-- DATA SHOWN --
· · ·

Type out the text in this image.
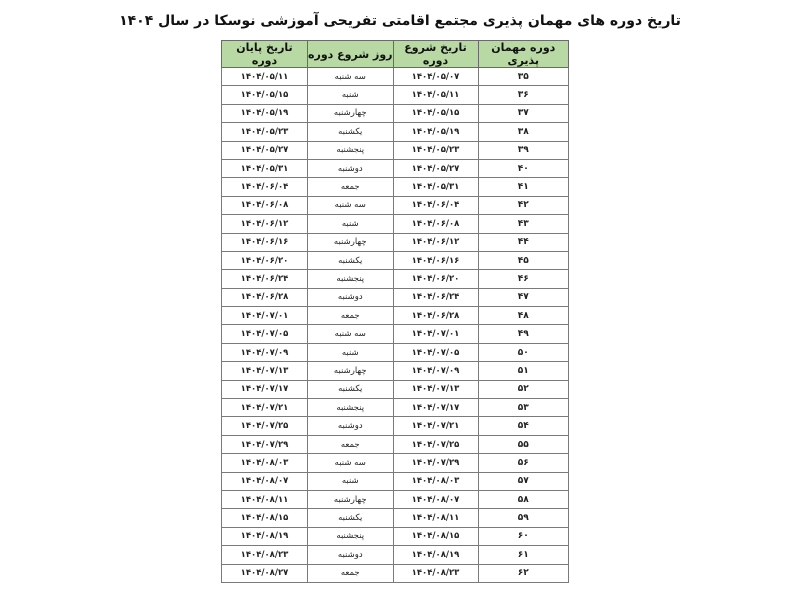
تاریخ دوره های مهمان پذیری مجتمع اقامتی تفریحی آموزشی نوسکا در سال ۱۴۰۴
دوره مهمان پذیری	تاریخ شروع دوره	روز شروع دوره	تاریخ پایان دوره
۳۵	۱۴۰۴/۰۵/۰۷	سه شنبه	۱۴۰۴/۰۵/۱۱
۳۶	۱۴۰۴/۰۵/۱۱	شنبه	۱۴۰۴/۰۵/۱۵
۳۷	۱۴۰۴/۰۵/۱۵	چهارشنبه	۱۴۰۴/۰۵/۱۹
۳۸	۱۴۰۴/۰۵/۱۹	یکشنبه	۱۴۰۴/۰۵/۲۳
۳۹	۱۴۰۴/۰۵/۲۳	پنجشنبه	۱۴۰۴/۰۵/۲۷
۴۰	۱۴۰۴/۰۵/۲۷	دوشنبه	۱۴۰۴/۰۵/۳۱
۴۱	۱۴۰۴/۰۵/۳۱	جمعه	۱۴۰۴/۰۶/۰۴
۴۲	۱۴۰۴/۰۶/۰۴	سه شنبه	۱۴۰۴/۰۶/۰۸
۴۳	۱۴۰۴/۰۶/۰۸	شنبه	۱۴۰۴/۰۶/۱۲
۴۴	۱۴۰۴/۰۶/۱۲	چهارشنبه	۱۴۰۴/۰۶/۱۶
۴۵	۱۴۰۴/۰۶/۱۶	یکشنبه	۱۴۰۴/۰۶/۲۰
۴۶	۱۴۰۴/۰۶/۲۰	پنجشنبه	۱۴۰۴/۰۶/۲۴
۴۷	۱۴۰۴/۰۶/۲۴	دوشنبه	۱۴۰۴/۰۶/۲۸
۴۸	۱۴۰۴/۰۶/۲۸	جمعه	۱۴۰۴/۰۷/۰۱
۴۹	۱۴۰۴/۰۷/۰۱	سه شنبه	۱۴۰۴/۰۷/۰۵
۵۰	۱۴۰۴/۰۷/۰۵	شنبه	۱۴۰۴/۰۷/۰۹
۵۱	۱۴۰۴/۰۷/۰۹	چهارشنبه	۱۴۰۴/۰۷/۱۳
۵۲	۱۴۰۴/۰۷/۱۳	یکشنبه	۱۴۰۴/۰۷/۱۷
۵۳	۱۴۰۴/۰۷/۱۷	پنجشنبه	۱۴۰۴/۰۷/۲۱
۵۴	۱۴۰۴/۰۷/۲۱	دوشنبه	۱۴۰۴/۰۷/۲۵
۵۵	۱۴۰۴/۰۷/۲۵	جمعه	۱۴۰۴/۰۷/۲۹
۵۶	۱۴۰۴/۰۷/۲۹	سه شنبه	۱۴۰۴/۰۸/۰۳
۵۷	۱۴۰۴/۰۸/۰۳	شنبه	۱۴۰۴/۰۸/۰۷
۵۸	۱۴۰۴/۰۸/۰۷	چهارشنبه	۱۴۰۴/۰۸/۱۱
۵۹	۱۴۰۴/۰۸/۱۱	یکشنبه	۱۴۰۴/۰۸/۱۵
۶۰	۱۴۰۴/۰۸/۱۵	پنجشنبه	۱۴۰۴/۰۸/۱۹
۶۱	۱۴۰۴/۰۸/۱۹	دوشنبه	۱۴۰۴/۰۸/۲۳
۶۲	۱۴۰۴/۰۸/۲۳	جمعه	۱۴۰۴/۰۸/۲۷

· · ·

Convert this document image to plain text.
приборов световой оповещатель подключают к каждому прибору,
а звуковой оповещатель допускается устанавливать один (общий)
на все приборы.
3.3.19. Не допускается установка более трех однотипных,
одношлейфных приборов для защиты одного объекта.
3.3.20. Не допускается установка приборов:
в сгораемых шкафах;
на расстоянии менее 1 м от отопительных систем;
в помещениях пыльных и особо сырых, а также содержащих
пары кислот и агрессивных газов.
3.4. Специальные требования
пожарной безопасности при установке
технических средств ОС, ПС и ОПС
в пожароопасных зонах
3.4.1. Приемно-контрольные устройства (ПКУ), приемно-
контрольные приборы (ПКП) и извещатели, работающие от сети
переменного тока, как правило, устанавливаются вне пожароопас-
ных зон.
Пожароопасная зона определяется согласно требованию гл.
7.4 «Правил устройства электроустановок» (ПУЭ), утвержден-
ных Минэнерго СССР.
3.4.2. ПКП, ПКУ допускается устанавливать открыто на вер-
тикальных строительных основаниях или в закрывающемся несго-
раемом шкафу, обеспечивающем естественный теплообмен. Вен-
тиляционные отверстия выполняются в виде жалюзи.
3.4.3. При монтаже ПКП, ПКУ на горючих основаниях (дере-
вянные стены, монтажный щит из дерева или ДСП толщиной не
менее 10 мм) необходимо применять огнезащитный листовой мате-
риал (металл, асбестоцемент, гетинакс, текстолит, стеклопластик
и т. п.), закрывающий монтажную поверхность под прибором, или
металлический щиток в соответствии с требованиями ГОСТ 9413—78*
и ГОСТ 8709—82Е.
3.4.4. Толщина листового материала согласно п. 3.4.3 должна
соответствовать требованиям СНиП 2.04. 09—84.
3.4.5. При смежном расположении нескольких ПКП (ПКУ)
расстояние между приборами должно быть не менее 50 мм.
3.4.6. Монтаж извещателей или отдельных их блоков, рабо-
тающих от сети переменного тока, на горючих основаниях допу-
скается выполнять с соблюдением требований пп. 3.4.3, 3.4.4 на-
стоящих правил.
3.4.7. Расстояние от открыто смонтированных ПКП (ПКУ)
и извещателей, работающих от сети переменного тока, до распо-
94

· · ·

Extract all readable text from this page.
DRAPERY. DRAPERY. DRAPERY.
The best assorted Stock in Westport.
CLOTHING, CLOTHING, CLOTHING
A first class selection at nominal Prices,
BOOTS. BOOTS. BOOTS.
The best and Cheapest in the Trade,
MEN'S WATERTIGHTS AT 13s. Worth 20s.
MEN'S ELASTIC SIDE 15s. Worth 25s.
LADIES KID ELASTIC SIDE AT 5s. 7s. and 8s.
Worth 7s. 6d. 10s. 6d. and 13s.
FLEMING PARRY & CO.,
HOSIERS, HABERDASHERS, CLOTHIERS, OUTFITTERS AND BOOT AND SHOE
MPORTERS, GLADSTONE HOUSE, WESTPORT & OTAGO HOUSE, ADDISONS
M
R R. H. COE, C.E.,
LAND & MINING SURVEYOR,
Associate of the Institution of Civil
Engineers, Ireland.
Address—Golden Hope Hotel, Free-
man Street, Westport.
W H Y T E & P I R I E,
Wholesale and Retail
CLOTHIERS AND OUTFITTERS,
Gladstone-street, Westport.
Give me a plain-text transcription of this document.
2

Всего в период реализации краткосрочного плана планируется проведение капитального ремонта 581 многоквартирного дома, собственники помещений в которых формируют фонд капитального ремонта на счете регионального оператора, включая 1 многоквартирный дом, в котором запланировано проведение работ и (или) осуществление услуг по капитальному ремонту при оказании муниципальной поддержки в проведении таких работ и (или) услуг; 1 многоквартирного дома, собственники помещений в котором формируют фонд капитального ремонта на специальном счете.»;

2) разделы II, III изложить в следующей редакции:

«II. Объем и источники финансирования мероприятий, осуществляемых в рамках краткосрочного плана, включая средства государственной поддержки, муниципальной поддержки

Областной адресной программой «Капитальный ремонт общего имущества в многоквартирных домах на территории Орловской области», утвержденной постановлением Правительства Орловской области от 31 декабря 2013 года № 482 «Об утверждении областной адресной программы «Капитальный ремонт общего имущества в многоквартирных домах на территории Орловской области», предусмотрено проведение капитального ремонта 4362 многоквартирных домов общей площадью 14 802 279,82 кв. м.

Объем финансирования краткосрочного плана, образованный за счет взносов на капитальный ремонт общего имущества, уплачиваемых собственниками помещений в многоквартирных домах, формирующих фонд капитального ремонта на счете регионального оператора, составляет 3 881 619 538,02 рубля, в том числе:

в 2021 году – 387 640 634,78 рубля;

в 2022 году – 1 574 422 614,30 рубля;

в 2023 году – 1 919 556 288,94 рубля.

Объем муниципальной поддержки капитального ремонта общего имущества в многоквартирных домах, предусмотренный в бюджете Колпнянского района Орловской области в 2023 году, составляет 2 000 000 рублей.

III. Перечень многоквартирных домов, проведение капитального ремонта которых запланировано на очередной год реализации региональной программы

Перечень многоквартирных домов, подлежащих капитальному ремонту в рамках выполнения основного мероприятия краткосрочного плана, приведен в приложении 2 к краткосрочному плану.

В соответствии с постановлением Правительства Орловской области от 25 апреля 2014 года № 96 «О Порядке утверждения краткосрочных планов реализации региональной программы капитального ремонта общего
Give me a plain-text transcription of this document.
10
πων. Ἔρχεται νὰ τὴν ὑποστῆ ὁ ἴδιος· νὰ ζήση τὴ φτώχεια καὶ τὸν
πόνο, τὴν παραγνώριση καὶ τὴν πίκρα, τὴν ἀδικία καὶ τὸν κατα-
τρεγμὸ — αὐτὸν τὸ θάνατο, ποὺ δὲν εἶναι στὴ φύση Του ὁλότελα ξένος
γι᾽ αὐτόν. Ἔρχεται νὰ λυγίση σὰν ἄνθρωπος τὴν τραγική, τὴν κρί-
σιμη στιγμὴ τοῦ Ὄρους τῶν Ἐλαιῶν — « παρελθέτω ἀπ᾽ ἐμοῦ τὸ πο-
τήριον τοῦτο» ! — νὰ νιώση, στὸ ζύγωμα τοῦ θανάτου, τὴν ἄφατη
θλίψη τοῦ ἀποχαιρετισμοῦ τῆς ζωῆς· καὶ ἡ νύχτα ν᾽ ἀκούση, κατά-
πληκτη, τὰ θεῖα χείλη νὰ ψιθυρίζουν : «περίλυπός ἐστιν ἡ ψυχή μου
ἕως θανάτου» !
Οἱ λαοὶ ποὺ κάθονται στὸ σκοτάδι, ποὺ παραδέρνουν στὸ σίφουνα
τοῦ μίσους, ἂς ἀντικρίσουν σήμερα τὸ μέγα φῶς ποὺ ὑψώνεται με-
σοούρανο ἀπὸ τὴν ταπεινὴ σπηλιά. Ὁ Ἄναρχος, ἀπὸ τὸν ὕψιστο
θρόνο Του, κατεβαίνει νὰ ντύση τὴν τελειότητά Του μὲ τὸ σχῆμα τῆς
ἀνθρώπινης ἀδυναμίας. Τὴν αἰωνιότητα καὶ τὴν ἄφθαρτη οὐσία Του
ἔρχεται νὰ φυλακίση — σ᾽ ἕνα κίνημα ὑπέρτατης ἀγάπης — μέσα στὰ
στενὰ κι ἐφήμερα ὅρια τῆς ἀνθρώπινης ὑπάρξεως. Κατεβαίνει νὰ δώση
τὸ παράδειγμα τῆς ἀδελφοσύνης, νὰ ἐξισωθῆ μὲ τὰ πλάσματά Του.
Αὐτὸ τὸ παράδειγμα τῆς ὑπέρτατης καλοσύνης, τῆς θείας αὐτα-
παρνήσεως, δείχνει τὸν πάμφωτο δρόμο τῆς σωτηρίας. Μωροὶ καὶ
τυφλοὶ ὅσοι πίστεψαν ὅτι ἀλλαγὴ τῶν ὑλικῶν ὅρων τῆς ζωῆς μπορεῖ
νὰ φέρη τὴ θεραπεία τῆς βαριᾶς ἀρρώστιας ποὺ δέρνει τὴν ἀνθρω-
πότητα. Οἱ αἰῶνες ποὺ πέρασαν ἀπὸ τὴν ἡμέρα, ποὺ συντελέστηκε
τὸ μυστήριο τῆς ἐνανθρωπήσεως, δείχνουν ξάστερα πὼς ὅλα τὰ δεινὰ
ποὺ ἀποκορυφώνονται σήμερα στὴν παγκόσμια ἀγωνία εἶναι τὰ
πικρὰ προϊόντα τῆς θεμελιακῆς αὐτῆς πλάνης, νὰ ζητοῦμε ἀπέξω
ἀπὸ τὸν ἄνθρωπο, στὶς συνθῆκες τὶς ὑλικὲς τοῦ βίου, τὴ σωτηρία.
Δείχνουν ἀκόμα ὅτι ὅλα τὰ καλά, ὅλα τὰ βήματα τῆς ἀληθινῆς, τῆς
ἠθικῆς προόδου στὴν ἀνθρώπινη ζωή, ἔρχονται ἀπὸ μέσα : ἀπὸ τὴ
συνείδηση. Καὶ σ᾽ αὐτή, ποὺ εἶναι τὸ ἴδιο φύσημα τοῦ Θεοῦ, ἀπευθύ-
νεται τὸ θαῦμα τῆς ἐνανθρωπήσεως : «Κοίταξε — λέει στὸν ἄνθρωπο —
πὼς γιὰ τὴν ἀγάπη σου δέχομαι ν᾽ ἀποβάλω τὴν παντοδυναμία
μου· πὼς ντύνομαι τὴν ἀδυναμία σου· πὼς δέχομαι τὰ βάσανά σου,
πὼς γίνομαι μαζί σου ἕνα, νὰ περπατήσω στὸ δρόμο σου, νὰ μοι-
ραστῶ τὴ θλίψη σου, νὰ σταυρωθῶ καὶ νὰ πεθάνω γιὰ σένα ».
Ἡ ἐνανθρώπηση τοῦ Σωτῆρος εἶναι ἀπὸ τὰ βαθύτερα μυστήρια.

· · ·

-- OBJECTIVE --
Each line in the listing above either holds the string "دوشنبه" or does not; state how many do, giving the number only.

-- FINISHED ANSWER --
4